GIVEN REQUEST - Reproduce each line exactly. Skip none.

*****

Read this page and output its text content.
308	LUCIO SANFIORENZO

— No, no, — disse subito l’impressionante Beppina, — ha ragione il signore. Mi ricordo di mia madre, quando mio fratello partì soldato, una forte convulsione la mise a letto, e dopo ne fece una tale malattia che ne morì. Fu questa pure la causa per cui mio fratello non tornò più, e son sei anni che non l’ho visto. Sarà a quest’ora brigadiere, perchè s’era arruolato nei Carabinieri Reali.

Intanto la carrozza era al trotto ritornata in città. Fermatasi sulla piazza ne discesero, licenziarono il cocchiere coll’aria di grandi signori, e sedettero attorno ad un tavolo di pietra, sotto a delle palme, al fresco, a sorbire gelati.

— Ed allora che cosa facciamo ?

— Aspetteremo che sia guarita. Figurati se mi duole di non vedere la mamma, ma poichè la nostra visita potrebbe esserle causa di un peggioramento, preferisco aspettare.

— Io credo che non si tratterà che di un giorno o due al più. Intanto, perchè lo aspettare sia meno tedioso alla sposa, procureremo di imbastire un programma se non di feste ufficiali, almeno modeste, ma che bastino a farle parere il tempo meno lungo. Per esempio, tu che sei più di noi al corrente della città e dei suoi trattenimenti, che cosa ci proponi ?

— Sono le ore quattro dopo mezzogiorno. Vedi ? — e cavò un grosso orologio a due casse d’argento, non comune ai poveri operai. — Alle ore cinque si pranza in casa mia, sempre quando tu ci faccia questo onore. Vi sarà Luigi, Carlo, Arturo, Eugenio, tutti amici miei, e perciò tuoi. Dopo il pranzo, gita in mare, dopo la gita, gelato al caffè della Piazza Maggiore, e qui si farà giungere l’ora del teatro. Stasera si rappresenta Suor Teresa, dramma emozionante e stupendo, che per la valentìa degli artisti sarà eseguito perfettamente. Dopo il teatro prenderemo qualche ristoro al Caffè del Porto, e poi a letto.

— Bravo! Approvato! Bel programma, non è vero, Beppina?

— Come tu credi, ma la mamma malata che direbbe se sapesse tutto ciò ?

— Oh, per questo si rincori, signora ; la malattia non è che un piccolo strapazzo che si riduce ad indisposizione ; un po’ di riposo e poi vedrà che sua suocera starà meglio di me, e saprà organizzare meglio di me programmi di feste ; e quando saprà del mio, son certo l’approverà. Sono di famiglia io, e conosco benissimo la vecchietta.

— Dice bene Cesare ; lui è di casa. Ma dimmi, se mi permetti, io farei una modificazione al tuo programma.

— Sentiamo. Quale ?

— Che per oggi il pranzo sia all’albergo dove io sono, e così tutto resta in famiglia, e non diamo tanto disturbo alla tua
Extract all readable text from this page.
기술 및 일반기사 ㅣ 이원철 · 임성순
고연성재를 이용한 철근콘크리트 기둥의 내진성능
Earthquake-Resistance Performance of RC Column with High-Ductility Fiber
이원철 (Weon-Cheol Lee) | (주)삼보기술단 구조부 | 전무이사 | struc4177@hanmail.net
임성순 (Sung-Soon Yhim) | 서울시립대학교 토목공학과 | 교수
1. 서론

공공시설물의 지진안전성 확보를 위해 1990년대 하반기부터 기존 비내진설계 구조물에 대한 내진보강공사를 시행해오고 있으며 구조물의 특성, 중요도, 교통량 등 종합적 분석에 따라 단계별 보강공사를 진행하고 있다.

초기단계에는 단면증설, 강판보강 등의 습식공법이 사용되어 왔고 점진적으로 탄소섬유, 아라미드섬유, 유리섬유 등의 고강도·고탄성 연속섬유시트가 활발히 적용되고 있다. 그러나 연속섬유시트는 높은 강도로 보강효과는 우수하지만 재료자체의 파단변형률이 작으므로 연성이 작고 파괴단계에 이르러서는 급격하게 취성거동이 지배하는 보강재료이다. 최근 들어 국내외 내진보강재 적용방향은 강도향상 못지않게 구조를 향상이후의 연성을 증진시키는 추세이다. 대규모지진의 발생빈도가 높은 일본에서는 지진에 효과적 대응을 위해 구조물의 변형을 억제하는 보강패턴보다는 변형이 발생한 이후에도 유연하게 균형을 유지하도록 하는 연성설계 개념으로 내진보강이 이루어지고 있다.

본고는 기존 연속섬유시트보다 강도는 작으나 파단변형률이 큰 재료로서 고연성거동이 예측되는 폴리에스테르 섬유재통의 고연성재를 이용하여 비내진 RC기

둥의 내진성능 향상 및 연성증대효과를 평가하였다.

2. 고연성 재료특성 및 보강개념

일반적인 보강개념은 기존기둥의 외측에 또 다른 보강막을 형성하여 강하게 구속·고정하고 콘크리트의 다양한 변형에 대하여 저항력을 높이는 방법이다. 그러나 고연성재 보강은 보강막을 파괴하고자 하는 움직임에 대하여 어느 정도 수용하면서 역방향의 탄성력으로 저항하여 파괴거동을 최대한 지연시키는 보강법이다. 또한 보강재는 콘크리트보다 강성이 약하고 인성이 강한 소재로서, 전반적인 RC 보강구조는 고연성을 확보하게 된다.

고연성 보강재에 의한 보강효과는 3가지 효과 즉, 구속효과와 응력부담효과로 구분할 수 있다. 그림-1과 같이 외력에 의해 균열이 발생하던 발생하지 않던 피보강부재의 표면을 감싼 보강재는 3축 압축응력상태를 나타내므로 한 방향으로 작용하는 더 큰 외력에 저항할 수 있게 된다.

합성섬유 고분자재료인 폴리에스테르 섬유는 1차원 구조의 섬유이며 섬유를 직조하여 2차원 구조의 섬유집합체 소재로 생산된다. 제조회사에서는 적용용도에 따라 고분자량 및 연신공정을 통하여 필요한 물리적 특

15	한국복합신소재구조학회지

*****

SOLVED PROBLEM -
Read this page and output its text content.
308	LUCIO SANFIORENZO

— No, no, — disse subito l’impressionante Beppina, — ha ragione il signore. Mi ricordo di mia madre, quando mio fratello partì soldato, una forte convulsione la mise a letto, e dopo ne fece una tale malattia che ne morì. Fu questa pure la causa per cui mio fratello non tornò più, e son sei anni che non l’ho visto. Sarà a quest’ora brigadiere, perchè s’era arruolato nei Carabinieri Reali.

Intanto la carrozza era al trotto ritornata in città. Fermatasi sulla piazza ne discesero, licenziarono il cocchiere coll’aria di grandi signori, e sedettero attorno ad un tavolo di pietra, sotto a delle palme, al fresco, a sorbire gelati.

— Ed allora che cosa facciamo ?

— Aspetteremo che sia guarita. Figurati se mi duole di non vedere la mamma, ma poichè la nostra visita potrebbe esserle causa di un peggioramento, preferisco aspettare.

— Io credo che non si tratterà che di un giorno o due al più. Intanto, perchè lo aspettare sia meno tedioso alla sposa, procureremo di imbastire un programma se non di feste ufficiali, almeno modeste, ma che bastino a farle parere il tempo meno lungo. Per esempio, tu che sei più di noi al corrente della città e dei suoi trattenimenti, che cosa ci proponi ?

— Sono le ore quattro dopo mezzogiorno. Vedi ? — e cavò un grosso orologio a due casse d’argento, non comune ai poveri operai. — Alle ore cinque si pranza in casa mia, sempre quando tu ci faccia questo onore. Vi sarà Luigi, Carlo, Arturo, Eugenio, tutti amici miei, e perciò tuoi. Dopo il pranzo, gita in mare, dopo la gita, gelato al caffè della Piazza Maggiore, e qui si farà giungere l’ora del teatro. Stasera si rappresenta Suor Teresa, dramma emozionante e stupendo, che per la valentìa degli artisti sarà eseguito perfettamente. Dopo il teatro prenderemo qualche ristoro al Caffè del Porto, e poi a letto.

— Bravo! Approvato! Bel programma, non è vero, Beppina?

— Come tu credi, ma la mamma malata che direbbe se sapesse tutto ciò ?

— Oh, per questo si rincori, signora ; la malattia non è che un piccolo strapazzo che si riduce ad indisposizione ; un po’ di riposo e poi vedrà che sua suocera starà meglio di me, e saprà organizzare meglio di me programmi di feste ; e quando saprà del mio, son certo l’approverà. Sono di famiglia io, e conosco benissimo la vecchietta.

— Dice bene Cesare ; lui è di casa. Ma dimmi, se mi permetti, io farei una modificazione al tuo programma.

— Sentiamo. Quale ?

— Che per oggi il pranzo sia all’albergo dove io sono, e così tutto resta in famiglia, e non diamo tanto disturbo alla tua
Extract all readable text from this page.
기술 및 일반기사 ㅣ 이원철 · 임성순
고연성재를 이용한 철근콘크리트 기둥의 내진성능
Earthquake-Resistance Performance of RC Column with High-Ductility Fiber
이원철 (Weon-Cheol Lee) | (주)삼보기술단 구조부 | 전무이사 | struc4177@hanmail.net
임성순 (Sung-Soon Yhim) | 서울시립대학교 토목공학과 | 교수
1. 서론

공공시설물의 지진안전성 확보를 위해 1990년대 하반기부터 기존 비내진설계 구조물에 대한 내진보강공사를 시행해오고 있으며 구조물의 특성, 중요도, 교통량 등 종합적 분석에 따라 단계별 보강공사를 진행하고 있다.

초기단계에는 단면증설, 강판보강 등의 습식공법이 사용되어 왔고 점진적으로 탄소섬유, 아라미드섬유, 유리섬유 등의 고강도·고탄성 연속섬유시트가 활발히 적용되고 있다. 그러나 연속섬유시트는 높은 강도로 보강효과는 우수하지만 재료자체의 파단변형률이 작으므로 연성이 작고 파괴단계에 이르러서는 급격하게 취성거동이 지배하는 보강재료이다. 최근 들어 국내외 내진보강재 적용방향은 강도향상 못지않게 구조를 향상이후의 연성을 증진시키는 추세이다. 대규모지진의 발생빈도가 높은 일본에서는 지진에 효과적 대응을 위해 구조물의 변형을 억제하는 보강패턴보다는 변형이 발생한 이후에도 유연하게 균형을 유지하도록 하는 연성설계 개념으로 내진보강이 이루어지고 있다.

본고는 기존 연속섬유시트보다 강도는 작으나 파단변형률이 큰 재료로서 고연성거동이 예측되는 폴리에스테르 섬유재통의 고연성재를 이용하여 비내진 RC기

둥의 내진성능 향상 및 연성증대효과를 평가하였다.

2. 고연성 재료특성 및 보강개념

일반적인 보강개념은 기존기둥의 외측에 또 다른 보강막을 형성하여 강하게 구속·고정하고 콘크리트의 다양한 변형에 대하여 저항력을 높이는 방법이다. 그러나 고연성재 보강은 보강막을 파괴하고자 하는 움직임에 대하여 어느 정도 수용하면서 역방향의 탄성력으로 저항하여 파괴거동을 최대한 지연시키는 보강법이다. 또한 보강재는 콘크리트보다 강성이 약하고 인성이 강한 소재로서, 전반적인 RC 보강구조는 고연성을 확보하게 된다.

고연성 보강재에 의한 보강효과는 3가지 효과 즉, 구속효과와 응력부담효과로 구분할 수 있다. 그림-1과 같이 외력에 의해 균열이 발생하던 발생하지 않던 피보강부재의 표면을 감싼 보강재는 3축 압축응력상태를 나타내므로 한 방향으로 작용하는 더 큰 외력에 저항할 수 있게 된다.

합성섬유 고분자재료인 폴리에스테르 섬유는 1차원 구조의 섬유이며 섬유를 직조하여 2차원 구조의 섬유집합체 소재로 생산된다. 제조회사에서는 적용용도에 따라 고분자량 및 연신공정을 통하여 필요한 물리적 특

15	한국복합신소재구조학회지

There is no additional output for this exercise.